The exercise: Output every entry exactly as written.
# # # #
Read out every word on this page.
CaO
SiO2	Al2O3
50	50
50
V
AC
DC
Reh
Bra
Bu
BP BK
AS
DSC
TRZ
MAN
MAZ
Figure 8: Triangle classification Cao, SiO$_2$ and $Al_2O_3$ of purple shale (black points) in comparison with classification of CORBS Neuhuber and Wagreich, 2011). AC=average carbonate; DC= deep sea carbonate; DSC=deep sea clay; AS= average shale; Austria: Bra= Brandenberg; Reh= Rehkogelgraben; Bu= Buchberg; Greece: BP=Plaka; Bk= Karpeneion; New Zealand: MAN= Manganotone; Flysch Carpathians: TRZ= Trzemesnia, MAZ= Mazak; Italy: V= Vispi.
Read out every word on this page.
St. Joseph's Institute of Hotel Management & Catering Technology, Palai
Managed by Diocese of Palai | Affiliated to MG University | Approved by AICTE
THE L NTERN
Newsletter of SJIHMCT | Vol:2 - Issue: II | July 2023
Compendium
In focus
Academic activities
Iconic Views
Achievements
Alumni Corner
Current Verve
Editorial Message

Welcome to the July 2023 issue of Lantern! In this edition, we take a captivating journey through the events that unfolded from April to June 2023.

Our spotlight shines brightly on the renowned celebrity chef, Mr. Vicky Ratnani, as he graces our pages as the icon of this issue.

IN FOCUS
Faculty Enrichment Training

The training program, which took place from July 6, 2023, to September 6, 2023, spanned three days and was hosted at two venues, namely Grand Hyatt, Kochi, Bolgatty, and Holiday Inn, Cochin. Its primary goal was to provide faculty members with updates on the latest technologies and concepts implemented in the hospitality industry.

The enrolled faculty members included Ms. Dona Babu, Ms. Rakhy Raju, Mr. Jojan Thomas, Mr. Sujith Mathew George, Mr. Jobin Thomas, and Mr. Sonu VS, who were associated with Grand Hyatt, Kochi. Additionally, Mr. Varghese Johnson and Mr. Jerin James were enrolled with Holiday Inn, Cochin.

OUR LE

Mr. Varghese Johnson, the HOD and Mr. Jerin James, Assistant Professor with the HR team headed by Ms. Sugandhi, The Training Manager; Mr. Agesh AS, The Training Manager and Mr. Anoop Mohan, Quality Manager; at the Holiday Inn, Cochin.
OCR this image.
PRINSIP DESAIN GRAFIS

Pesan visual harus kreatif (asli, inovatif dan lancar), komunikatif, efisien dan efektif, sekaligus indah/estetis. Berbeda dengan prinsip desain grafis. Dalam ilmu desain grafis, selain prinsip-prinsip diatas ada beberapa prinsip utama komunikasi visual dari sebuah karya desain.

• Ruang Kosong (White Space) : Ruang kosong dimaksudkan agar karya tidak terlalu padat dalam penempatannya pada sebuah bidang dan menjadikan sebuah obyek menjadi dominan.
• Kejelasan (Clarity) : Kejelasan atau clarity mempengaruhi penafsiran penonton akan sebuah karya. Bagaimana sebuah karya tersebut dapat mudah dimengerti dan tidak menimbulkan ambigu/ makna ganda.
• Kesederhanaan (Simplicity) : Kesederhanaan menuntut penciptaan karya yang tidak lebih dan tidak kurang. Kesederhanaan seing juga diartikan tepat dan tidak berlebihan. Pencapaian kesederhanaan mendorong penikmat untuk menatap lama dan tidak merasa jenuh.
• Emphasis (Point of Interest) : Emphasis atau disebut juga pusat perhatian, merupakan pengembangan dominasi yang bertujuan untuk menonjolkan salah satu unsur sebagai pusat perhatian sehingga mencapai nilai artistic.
# # # #
Solution for this task:
Read out every word on this page.
CaO
SiO2	Al2O3
50	50
50
V
AC
DC
Reh
Bra
Bu
BP BK
AS
DSC
TRZ
MAN
MAZ
Figure 8: Triangle classification Cao, SiO$_2$ and $Al_2O_3$ of purple shale (black points) in comparison with classification of CORBS Neuhuber and Wagreich, 2011). AC=average carbonate; DC= deep sea carbonate; DSC=deep sea clay; AS= average shale; Austria: Bra= Brandenberg; Reh= Rehkogelgraben; Bu= Buchberg; Greece: BP=Plaka; Bk= Karpeneion; New Zealand: MAN= Manganotone; Flysch Carpathians: TRZ= Trzemesnia, MAZ= Mazak; Italy: V= Vispi.
Read out every word on this page.
St. Joseph's Institute of Hotel Management & Catering Technology, Palai
Managed by Diocese of Palai | Affiliated to MG University | Approved by AICTE
THE L NTERN
Newsletter of SJIHMCT | Vol:2 - Issue: II | July 2023
Compendium
In focus
Academic activities
Iconic Views
Achievements
Alumni Corner
Current Verve
Editorial Message

Welcome to the July 2023 issue of Lantern! In this edition, we take a captivating journey through the events that unfolded from April to June 2023.

Our spotlight shines brightly on the renowned celebrity chef, Mr. Vicky Ratnani, as he graces our pages as the icon of this issue.

IN FOCUS
Faculty Enrichment Training

The training program, which took place from July 6, 2023, to September 6, 2023, spanned three days and was hosted at two venues, namely Grand Hyatt, Kochi, Bolgatty, and Holiday Inn, Cochin. Its primary goal was to provide faculty members with updates on the latest technologies and concepts implemented in the hospitality industry.

The enrolled faculty members included Ms. Dona Babu, Ms. Rakhy Raju, Mr. Jojan Thomas, Mr. Sujith Mathew George, Mr. Jobin Thomas, and Mr. Sonu VS, who were associated with Grand Hyatt, Kochi. Additionally, Mr. Varghese Johnson and Mr. Jerin James were enrolled with Holiday Inn, Cochin.

OUR LE

Mr. Varghese Johnson, the HOD and Mr. Jerin James, Assistant Professor with the HR team headed by Ms. Sugandhi, The Training Manager; Mr. Agesh AS, The Training Manager and Mr. Anoop Mohan, Quality Manager; at the Holiday Inn, Cochin.
OCR this image.
PRINSIP DESAIN GRAFIS

Pesan visual harus kreatif (asli, inovatif dan lancar), komunikatif, efisien dan efektif, sekaligus indah/estetis. Berbeda dengan prinsip desain grafis. Dalam ilmu desain grafis, selain prinsip-prinsip diatas ada beberapa prinsip utama komunikasi visual dari sebuah karya desain.

• Ruang Kosong (White Space) : Ruang kosong dimaksudkan agar karya tidak terlalu padat dalam penempatannya pada sebuah bidang dan menjadikan sebuah obyek menjadi dominan.
• Kejelasan (Clarity) : Kejelasan atau clarity mempengaruhi penafsiran penonton akan sebuah karya. Bagaimana sebuah karya tersebut dapat mudah dimengerti dan tidak menimbulkan ambigu/ makna ganda.
• Kesederhanaan (Simplicity) : Kesederhanaan menuntut penciptaan karya yang tidak lebih dan tidak kurang. Kesederhanaan seing juga diartikan tepat dan tidak berlebihan. Pencapaian kesederhanaan mendorong penikmat untuk menatap lama dan tidak merasa jenuh.
• Emphasis (Point of Interest) : Emphasis atau disebut juga pusat perhatian, merupakan pengembangan dominasi yang bertujuan untuk menonjolkan salah satu unsur sebagai pusat perhatian sehingga mencapai nilai artistic.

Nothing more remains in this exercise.